## WHAT IS BEING ASKED
Extract every line where the string "this" appears.

--------------------

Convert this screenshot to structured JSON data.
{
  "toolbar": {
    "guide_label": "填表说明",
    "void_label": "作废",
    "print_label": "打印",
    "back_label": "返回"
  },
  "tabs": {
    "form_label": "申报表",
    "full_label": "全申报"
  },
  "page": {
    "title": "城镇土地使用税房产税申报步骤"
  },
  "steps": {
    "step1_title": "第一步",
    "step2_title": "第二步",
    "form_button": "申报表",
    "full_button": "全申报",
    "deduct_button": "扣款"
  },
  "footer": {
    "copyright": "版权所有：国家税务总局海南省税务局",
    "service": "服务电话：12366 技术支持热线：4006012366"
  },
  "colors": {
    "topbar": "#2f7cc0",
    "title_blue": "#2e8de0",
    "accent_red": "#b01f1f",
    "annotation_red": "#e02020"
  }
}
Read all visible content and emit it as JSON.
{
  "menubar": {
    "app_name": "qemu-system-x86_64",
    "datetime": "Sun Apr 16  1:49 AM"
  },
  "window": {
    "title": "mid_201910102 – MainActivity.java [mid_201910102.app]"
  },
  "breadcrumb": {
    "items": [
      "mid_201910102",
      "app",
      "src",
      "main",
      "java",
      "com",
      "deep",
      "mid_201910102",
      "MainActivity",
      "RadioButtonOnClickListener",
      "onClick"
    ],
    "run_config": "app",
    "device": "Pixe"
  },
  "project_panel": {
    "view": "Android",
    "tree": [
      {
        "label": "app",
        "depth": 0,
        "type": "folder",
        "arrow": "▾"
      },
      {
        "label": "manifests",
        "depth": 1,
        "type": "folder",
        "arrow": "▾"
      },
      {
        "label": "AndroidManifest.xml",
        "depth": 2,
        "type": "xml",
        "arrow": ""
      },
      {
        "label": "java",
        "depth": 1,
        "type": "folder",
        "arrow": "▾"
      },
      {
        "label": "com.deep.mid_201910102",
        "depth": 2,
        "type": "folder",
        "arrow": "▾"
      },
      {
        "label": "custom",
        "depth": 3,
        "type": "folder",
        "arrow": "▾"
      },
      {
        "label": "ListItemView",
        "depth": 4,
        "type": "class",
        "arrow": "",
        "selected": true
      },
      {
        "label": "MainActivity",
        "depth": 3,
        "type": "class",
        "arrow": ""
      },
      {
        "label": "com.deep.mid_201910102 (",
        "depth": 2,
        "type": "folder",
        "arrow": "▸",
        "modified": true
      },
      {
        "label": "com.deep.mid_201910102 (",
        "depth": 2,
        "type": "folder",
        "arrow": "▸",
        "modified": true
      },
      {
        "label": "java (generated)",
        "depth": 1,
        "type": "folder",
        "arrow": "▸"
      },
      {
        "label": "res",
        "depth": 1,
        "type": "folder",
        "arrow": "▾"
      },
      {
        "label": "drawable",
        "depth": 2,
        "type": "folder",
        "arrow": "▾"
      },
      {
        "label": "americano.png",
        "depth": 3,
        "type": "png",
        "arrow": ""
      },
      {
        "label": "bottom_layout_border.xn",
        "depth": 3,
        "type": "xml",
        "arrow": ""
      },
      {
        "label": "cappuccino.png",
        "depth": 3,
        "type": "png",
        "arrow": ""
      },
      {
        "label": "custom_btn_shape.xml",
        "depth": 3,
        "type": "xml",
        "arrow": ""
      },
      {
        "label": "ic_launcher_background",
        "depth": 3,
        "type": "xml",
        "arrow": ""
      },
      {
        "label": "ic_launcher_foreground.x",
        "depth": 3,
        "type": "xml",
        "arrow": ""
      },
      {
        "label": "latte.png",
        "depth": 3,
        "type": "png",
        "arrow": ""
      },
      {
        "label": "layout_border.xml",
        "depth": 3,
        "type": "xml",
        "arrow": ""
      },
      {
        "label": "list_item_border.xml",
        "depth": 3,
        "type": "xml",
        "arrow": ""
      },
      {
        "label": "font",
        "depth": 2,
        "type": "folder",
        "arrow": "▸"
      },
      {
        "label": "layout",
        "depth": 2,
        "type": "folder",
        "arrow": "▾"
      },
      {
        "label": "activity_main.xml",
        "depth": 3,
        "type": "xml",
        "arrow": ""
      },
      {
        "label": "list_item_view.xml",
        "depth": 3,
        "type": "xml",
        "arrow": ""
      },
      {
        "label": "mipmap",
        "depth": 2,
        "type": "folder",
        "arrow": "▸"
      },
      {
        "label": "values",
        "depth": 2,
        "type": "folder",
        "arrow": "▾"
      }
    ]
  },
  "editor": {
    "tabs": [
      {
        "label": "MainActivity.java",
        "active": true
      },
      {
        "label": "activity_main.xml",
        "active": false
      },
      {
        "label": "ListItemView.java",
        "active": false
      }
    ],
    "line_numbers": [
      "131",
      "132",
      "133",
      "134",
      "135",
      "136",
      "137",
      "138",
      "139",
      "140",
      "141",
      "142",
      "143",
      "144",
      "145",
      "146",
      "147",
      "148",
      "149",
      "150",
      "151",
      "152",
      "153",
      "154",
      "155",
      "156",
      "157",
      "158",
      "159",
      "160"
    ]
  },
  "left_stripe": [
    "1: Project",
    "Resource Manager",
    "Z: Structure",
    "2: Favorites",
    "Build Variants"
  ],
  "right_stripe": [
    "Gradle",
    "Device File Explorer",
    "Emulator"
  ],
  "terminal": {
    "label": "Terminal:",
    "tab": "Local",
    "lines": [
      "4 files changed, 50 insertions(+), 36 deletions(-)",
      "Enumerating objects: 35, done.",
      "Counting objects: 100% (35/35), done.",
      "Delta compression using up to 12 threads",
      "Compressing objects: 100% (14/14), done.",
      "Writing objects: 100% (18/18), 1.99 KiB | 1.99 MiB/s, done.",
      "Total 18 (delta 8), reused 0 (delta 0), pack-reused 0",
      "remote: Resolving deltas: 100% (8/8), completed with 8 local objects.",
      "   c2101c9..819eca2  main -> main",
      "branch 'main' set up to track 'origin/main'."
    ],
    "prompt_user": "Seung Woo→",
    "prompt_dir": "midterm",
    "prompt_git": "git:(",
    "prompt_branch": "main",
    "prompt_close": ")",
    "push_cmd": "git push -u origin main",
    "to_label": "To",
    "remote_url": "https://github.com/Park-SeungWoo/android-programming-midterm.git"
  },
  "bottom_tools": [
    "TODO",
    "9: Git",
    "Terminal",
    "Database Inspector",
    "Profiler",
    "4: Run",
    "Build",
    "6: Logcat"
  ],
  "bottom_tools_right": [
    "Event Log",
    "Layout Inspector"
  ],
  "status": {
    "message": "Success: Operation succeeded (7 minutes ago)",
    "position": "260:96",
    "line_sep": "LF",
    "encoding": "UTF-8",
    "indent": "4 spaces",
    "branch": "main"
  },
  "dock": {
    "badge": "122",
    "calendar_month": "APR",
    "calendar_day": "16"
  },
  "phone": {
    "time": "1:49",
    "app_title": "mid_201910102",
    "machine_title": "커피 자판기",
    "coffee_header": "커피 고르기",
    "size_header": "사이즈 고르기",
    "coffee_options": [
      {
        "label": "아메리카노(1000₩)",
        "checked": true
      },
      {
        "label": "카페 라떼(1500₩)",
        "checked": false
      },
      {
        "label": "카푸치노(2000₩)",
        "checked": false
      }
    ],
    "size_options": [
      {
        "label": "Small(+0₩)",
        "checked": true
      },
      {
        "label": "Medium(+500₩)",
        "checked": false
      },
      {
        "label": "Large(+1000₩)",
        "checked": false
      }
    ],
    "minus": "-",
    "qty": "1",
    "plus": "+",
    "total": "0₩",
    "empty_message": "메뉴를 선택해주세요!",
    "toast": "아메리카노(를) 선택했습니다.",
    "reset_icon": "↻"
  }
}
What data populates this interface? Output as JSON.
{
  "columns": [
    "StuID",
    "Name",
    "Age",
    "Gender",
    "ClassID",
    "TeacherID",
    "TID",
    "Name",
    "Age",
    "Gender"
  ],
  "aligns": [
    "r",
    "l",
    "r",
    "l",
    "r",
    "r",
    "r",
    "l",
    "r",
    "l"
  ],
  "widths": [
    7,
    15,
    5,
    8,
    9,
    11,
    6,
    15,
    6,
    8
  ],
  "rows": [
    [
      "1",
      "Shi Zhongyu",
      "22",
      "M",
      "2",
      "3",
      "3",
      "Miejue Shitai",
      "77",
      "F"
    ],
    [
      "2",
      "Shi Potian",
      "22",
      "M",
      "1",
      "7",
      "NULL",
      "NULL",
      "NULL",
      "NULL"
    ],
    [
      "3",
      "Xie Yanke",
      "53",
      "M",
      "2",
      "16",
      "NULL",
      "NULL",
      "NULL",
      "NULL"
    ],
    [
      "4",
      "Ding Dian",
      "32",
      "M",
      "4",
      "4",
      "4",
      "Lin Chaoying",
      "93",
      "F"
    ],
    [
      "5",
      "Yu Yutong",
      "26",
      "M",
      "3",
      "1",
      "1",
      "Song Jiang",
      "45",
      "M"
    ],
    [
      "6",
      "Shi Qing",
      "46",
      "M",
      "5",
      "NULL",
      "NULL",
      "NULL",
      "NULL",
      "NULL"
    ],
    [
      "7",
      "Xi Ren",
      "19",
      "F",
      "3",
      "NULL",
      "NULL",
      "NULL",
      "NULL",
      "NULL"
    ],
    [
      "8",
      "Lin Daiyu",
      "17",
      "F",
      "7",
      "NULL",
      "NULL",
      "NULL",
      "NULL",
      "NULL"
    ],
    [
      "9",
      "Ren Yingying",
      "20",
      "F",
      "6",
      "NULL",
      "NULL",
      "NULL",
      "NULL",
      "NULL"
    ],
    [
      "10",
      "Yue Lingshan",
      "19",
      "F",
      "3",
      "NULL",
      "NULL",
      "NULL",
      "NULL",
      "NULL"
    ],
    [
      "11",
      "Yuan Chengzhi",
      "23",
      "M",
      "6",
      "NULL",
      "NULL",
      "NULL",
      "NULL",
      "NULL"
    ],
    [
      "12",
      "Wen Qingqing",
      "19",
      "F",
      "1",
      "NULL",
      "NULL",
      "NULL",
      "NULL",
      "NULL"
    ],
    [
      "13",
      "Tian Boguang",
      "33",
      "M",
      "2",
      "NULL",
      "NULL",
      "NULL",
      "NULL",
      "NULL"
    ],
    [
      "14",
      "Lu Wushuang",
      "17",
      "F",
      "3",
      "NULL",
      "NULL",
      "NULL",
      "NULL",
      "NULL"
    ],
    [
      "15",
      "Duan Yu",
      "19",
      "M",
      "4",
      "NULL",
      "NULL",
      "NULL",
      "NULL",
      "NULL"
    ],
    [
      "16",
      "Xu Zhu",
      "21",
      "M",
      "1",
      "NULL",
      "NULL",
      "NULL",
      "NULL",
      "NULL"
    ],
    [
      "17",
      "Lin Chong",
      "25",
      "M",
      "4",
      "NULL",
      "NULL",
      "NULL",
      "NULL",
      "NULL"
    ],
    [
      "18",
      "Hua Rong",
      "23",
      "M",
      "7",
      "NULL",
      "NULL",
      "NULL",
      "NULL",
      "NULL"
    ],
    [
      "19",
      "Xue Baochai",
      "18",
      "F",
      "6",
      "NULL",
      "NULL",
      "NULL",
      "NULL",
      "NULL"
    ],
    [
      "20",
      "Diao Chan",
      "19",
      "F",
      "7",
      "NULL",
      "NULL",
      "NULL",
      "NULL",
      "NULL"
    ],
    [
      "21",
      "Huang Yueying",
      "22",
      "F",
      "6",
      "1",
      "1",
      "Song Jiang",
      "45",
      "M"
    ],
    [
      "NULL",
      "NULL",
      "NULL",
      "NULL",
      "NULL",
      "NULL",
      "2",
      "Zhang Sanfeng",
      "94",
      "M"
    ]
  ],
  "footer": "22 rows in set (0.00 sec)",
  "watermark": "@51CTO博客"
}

--------------------

## ANSWER IN FULL
Convert this screenshot to structured JSON data.
What data populates this interface? Output as JSON.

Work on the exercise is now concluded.